[Begin Excerpted records]

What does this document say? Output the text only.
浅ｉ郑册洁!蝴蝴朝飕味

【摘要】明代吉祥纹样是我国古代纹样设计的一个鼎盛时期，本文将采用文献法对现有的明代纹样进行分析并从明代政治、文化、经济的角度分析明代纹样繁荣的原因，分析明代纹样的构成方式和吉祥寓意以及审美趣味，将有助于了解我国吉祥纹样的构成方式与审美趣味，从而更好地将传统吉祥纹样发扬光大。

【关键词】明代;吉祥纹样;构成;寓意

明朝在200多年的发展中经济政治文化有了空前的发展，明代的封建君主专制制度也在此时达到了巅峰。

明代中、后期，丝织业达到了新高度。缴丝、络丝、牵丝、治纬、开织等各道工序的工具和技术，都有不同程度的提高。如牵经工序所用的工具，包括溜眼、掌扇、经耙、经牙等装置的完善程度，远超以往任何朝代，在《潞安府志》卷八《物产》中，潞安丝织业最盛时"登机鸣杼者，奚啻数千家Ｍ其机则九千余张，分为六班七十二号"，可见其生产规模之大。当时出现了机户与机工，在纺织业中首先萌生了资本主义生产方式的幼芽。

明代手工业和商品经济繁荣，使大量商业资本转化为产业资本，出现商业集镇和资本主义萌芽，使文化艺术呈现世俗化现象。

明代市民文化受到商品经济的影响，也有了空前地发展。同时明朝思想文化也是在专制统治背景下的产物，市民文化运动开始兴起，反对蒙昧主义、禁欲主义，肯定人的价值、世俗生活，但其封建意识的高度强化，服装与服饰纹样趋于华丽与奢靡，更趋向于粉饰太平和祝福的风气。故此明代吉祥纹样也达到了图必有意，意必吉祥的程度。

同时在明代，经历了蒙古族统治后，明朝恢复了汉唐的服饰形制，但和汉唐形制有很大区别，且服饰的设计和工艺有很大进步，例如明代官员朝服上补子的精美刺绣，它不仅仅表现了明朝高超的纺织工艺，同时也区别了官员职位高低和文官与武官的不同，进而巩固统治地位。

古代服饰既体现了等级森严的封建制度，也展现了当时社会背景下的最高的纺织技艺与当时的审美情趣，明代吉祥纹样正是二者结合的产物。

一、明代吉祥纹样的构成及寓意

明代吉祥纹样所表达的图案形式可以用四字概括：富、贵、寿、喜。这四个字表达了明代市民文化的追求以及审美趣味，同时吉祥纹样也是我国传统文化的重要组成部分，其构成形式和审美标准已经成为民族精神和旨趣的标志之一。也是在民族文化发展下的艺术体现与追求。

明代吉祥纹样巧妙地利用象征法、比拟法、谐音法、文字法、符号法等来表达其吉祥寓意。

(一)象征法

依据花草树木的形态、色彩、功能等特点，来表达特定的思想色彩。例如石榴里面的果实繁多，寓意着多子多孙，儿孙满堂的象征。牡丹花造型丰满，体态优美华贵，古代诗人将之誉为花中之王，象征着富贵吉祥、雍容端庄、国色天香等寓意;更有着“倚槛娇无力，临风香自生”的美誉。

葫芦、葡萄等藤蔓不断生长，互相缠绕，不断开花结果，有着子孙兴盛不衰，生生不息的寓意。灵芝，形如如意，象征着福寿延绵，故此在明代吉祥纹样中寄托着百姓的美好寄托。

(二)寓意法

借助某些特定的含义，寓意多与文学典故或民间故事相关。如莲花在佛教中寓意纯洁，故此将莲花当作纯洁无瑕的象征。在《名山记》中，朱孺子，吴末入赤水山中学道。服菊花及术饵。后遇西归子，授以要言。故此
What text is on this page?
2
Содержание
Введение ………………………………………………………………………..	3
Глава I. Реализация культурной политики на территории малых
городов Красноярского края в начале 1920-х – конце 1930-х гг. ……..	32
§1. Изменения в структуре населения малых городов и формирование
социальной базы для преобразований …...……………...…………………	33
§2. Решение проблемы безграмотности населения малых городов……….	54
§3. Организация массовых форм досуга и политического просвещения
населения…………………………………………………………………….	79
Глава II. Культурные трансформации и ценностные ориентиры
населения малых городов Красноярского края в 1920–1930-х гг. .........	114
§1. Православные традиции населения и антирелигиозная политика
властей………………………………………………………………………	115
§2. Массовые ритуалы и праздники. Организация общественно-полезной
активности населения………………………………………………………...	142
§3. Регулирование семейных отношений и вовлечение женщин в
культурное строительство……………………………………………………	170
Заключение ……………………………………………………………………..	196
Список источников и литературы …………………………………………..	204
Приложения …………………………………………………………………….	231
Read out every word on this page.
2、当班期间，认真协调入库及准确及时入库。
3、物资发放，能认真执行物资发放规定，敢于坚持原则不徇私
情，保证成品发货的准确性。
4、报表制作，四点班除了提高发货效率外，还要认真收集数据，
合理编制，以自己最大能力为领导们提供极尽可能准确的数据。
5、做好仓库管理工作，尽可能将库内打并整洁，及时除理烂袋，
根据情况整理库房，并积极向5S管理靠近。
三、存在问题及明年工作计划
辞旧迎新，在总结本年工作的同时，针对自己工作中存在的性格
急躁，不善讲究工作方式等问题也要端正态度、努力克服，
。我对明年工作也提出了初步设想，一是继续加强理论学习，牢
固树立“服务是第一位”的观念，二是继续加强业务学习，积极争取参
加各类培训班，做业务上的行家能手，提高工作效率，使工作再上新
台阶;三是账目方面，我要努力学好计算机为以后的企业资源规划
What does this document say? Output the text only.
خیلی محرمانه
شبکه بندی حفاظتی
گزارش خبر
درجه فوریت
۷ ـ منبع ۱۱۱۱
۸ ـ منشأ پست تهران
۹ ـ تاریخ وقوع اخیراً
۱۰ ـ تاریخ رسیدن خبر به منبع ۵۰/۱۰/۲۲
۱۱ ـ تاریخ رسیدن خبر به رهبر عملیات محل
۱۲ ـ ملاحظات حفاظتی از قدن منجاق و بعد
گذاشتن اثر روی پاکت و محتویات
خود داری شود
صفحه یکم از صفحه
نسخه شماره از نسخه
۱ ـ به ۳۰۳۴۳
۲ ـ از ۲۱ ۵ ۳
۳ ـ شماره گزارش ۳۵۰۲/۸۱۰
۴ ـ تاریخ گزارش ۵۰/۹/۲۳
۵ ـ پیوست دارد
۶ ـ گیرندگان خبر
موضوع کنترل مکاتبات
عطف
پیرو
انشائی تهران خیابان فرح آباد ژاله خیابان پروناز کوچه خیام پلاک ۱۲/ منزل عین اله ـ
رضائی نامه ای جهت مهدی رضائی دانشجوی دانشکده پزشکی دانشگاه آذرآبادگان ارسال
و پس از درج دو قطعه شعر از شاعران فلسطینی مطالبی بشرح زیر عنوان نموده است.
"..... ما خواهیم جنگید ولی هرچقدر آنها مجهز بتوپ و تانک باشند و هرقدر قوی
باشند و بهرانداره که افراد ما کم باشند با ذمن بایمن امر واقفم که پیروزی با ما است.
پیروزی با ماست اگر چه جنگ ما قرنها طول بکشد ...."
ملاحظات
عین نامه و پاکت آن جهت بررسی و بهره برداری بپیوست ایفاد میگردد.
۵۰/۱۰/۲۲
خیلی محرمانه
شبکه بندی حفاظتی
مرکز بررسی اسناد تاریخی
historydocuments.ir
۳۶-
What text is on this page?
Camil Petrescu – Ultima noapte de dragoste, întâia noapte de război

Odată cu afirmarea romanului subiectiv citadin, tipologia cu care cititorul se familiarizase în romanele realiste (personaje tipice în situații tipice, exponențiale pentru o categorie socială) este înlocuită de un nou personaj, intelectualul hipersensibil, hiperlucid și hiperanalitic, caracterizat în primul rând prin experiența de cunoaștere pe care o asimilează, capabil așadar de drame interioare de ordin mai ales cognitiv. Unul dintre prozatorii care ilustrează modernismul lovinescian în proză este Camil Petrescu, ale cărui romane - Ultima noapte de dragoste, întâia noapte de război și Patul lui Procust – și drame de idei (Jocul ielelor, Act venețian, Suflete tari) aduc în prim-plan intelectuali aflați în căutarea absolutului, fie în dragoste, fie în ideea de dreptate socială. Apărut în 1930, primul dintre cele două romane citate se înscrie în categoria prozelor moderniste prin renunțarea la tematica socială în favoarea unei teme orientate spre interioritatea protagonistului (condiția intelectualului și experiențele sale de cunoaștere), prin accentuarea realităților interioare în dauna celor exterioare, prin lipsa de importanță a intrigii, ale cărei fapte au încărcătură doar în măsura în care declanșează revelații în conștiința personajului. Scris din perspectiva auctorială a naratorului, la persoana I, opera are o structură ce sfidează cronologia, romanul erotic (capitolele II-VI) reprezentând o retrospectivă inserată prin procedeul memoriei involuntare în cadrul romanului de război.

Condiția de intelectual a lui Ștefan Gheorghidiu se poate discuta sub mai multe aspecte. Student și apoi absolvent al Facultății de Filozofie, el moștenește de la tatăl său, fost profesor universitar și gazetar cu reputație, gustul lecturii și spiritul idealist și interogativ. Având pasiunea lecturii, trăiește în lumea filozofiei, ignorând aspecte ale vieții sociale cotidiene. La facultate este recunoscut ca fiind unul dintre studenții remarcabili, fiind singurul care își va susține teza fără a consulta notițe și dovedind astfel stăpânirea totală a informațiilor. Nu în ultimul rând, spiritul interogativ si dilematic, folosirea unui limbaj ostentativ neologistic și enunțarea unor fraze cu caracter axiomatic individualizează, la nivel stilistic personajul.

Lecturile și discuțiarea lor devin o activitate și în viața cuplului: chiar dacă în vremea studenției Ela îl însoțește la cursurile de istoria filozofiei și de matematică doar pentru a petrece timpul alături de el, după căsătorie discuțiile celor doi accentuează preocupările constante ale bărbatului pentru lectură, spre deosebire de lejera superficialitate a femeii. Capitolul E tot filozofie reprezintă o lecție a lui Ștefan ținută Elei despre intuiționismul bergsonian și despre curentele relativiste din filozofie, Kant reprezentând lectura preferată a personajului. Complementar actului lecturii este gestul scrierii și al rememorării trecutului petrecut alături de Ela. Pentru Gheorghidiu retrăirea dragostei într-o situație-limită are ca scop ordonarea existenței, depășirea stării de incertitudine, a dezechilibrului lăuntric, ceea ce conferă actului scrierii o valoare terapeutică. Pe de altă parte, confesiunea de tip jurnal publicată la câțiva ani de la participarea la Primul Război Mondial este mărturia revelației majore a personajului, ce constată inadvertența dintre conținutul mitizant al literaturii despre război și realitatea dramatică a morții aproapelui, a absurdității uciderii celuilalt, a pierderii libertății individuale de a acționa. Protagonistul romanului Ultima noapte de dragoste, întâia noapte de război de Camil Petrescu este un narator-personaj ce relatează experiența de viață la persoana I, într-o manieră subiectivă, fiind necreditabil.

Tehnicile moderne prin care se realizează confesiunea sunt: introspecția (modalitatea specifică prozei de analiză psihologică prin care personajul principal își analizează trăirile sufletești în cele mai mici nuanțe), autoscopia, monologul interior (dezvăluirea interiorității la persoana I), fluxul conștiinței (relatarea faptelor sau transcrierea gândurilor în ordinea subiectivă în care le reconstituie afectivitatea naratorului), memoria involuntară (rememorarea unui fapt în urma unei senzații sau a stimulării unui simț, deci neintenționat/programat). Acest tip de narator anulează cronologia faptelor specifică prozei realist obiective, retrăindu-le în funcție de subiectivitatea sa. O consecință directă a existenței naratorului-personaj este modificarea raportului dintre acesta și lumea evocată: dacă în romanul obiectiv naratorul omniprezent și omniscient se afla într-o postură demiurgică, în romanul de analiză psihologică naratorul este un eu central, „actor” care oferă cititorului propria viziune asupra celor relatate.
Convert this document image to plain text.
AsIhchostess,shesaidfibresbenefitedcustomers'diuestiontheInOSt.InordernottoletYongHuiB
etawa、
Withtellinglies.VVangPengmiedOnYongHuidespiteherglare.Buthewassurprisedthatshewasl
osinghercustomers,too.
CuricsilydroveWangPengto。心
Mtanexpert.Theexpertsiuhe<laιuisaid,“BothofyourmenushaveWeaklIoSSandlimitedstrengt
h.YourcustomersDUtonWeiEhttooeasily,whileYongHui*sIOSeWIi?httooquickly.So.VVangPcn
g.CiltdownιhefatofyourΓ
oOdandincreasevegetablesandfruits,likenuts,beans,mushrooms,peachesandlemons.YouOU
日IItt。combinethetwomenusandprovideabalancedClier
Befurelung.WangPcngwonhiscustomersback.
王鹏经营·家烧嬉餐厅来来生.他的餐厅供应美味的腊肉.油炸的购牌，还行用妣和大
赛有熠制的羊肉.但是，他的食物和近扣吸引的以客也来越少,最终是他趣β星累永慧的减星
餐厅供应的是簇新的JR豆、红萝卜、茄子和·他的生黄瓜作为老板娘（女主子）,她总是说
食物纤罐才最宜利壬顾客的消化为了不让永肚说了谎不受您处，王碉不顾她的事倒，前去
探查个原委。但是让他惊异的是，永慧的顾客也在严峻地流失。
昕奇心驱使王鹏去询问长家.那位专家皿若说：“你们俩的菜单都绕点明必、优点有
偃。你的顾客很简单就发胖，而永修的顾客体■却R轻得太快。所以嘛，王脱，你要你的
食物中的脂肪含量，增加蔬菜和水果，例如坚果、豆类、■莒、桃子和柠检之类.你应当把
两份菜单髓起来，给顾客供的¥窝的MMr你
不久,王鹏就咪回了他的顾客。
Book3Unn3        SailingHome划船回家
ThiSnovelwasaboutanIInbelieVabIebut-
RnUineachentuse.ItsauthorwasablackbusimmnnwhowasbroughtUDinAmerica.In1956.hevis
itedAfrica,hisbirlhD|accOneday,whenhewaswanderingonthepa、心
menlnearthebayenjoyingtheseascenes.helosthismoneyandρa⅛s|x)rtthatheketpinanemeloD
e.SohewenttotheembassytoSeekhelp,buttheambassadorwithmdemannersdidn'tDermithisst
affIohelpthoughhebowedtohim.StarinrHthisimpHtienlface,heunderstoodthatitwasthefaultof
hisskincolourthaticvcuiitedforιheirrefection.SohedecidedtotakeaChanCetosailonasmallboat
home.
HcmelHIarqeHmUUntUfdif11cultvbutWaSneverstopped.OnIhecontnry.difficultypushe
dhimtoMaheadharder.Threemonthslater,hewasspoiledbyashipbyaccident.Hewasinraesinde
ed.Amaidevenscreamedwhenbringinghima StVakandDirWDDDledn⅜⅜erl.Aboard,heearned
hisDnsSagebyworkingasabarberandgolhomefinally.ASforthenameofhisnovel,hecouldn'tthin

[End Excerpted records]

*Instructions for the task:*
Repeat only the stretch of lines that begins at the line containing "Convert this document image to plain text." and ends at the last line above, both included.

*Worked solution:*
Convert this document image to plain text.
AsIhchostess,shesaidfibresbenefitedcustomers'diuestiontheInOSt.InordernottoletYongHuiB
etawa、
Withtellinglies.VVangPengmiedOnYongHuidespiteherglare.Buthewassurprisedthatshewasl
osinghercustomers,too.
CuricsilydroveWangPengto。心
Mtanexpert.Theexpertsiuhe<laιuisaid,“BothofyourmenushaveWeaklIoSSandlimitedstrengt
h.YourcustomersDUtonWeiEhttooeasily,whileYongHui*sIOSeWIi?httooquickly.So.VVangPcn
g.CiltdownιhefatofyourΓ
oOdandincreasevegetablesandfruits,likenuts,beans,mushrooms,peachesandlemons.YouOU
日IItt。combinethetwomenusandprovideabalancedClier
Befurelung.WangPcngwonhiscustomersback.
王鹏经营·家烧嬉餐厅来来生.他的餐厅供应美味的腊肉.油炸的购牌，还行用妣和大
赛有熠制的羊肉.但是，他的食物和近扣吸引的以客也来越少,最终是他趣β星累永慧的减星
餐厅供应的是簇新的JR豆、红萝卜、茄子和·他的生黄瓜作为老板娘（女主子）,她总是说
食物纤罐才最宜利壬顾客的消化为了不让永肚说了谎不受您处，王碉不顾她的事倒，前去
探查个原委。但是让他惊异的是，永慧的顾客也在严峻地流失。
昕奇心驱使王鹏去询问长家.那位专家皿若说：“你们俩的菜单都绕点明必、优点有
偃。你的顾客很简单就发胖，而永修的顾客体■却R轻得太快。所以嘛，王脱，你要你的
食物中的脂肪含量，增加蔬菜和水果，例如坚果、豆类、■莒、桃子和柠检之类.你应当把
两份菜单髓起来，给顾客供的¥窝的MMr你
不久,王鹏就咪回了他的顾客。
Book3Unn3        SailingHome划船回家
ThiSnovelwasaboutanIInbelieVabIebut-
RnUineachentuse.ItsauthorwasablackbusimmnnwhowasbroughtUDinAmerica.In1956.hevis
itedAfrica,hisbirlhD|accOneday,whenhewaswanderingonthepa、心
menlnearthebayenjoyingtheseascenes.helosthismoneyandρa⅛s|x)rtthatheketpinanemeloD
e.SohewenttotheembassytoSeekhelp,buttheambassadorwithmdemannersdidn'tDermithisst
affIohelpthoughhebowedtohim.StarinrHthisimpHtienlface,heunderstoodthatitwasthefaultof
hisskincolourthaticvcuiitedforιheirrefection.SohedecidedtotakeaChanCetosailonasmallboat
home.
HcmelHIarqeHmUUntUfdif11cultvbutWaSneverstopped.OnIhecontnry.difficultypushe
dhimtoMaheadharder.Threemonthslater,hewasspoiledbyashipbyaccident.Hewasinraesinde
ed.Amaidevenscreamedwhenbringinghima StVakandDirWDDDledn⅜⅜erl.Aboard,heearned
hisDnsSagebyworkingasabarberandgolhomefinally.ASforthenameofhisnovel,hecouldn'tthin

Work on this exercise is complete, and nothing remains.